Type every record exactly as it appears.
** start of INPUT RECORDS **
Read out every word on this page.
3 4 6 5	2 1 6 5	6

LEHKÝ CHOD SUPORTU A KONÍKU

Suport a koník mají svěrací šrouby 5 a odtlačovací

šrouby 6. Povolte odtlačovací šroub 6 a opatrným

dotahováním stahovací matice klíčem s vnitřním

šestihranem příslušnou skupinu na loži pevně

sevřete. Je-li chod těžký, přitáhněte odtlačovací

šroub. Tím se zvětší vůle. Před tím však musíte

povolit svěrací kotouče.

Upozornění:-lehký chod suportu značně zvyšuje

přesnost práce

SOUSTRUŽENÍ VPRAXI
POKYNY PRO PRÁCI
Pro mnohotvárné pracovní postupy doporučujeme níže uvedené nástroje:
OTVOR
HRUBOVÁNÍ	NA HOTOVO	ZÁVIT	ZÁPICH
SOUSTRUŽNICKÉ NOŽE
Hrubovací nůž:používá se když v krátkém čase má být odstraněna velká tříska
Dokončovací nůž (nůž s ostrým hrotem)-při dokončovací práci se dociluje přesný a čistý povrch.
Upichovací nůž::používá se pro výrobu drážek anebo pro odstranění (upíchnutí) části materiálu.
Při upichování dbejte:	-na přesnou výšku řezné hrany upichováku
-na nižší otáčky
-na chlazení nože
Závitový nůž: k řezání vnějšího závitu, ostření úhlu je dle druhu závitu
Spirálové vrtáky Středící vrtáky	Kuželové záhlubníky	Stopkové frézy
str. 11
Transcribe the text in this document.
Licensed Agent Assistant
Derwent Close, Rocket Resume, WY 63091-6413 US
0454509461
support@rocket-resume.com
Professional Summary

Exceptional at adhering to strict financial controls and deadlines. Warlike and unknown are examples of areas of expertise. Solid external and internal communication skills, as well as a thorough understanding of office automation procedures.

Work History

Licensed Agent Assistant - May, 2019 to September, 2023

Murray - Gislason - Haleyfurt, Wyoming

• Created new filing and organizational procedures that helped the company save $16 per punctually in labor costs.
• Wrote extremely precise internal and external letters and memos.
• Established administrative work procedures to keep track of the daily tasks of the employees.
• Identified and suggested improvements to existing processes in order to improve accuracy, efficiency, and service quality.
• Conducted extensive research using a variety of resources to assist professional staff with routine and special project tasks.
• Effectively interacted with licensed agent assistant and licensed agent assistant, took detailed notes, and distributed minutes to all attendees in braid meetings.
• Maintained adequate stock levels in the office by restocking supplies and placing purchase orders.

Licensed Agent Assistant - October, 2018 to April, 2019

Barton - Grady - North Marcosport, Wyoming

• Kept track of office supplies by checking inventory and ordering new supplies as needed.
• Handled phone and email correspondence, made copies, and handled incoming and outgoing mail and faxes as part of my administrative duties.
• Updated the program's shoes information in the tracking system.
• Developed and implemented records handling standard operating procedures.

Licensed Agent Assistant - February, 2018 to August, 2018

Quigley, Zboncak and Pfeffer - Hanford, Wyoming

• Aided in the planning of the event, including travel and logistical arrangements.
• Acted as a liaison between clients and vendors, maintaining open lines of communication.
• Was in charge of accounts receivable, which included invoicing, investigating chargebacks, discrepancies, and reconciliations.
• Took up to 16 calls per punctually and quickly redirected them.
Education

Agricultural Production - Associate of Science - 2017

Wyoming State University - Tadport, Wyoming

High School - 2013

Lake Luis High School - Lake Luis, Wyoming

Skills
** end of INPUT RECORDS **
» EXERCISE SOLUTION:
Read out every word on this page.
3 4 6 5	2 1 6 5	6

LEHKÝ CHOD SUPORTU A KONÍKU

Suport a koník mají svěrací šrouby 5 a odtlačovací

šrouby 6. Povolte odtlačovací šroub 6 a opatrným

dotahováním stahovací matice klíčem s vnitřním

šestihranem příslušnou skupinu na loži pevně

sevřete. Je-li chod těžký, přitáhněte odtlačovací

šroub. Tím se zvětší vůle. Před tím však musíte

povolit svěrací kotouče.

Upozornění:-lehký chod suportu značně zvyšuje

přesnost práce

SOUSTRUŽENÍ VPRAXI
POKYNY PRO PRÁCI
Pro mnohotvárné pracovní postupy doporučujeme níže uvedené nástroje:
OTVOR
HRUBOVÁNÍ	NA HOTOVO	ZÁVIT	ZÁPICH
SOUSTRUŽNICKÉ NOŽE
Hrubovací nůž:používá se když v krátkém čase má být odstraněna velká tříska
Dokončovací nůž (nůž s ostrým hrotem)-při dokončovací práci se dociluje přesný a čistý povrch.
Upichovací nůž::používá se pro výrobu drážek anebo pro odstranění (upíchnutí) části materiálu.
Při upichování dbejte:	-na přesnou výšku řezné hrany upichováku
-na nižší otáčky
-na chlazení nože
Závitový nůž: k řezání vnějšího závitu, ostření úhlu je dle druhu závitu
Spirálové vrtáky Středící vrtáky	Kuželové záhlubníky	Stopkové frézy
str. 11
Transcribe the text in this document.
Licensed Agent Assistant
Derwent Close, Rocket Resume, WY 63091-6413 US
0454509461
support@rocket-resume.com
Professional Summary

Exceptional at adhering to strict financial controls and deadlines. Warlike and unknown are examples of areas of expertise. Solid external and internal communication skills, as well as a thorough understanding of office automation procedures.

Work History

Licensed Agent Assistant - May, 2019 to September, 2023

Murray - Gislason - Haleyfurt, Wyoming

• Created new filing and organizational procedures that helped the company save $16 per punctually in labor costs.
• Wrote extremely precise internal and external letters and memos.
• Established administrative work procedures to keep track of the daily tasks of the employees.
• Identified and suggested improvements to existing processes in order to improve accuracy, efficiency, and service quality.
• Conducted extensive research using a variety of resources to assist professional staff with routine and special project tasks.
• Effectively interacted with licensed agent assistant and licensed agent assistant, took detailed notes, and distributed minutes to all attendees in braid meetings.
• Maintained adequate stock levels in the office by restocking supplies and placing purchase orders.

Licensed Agent Assistant - October, 2018 to April, 2019

Barton - Grady - North Marcosport, Wyoming

• Kept track of office supplies by checking inventory and ordering new supplies as needed.
• Handled phone and email correspondence, made copies, and handled incoming and outgoing mail and faxes as part of my administrative duties.
• Updated the program's shoes information in the tracking system.
• Developed and implemented records handling standard operating procedures.

Licensed Agent Assistant - February, 2018 to August, 2018

Quigley, Zboncak and Pfeffer - Hanford, Wyoming

• Aided in the planning of the event, including travel and logistical arrangements.
• Acted as a liaison between clients and vendors, maintaining open lines of communication.
• Was in charge of accounts receivable, which included invoicing, investigating chargebacks, discrepancies, and reconciliations.
• Took up to 16 calls per punctually and quickly redirected them.
Education

Agricultural Production - Associate of Science - 2017

Wyoming State University - Tadport, Wyoming

High School - 2013

Lake Luis High School - Lake Luis, Wyoming

Skills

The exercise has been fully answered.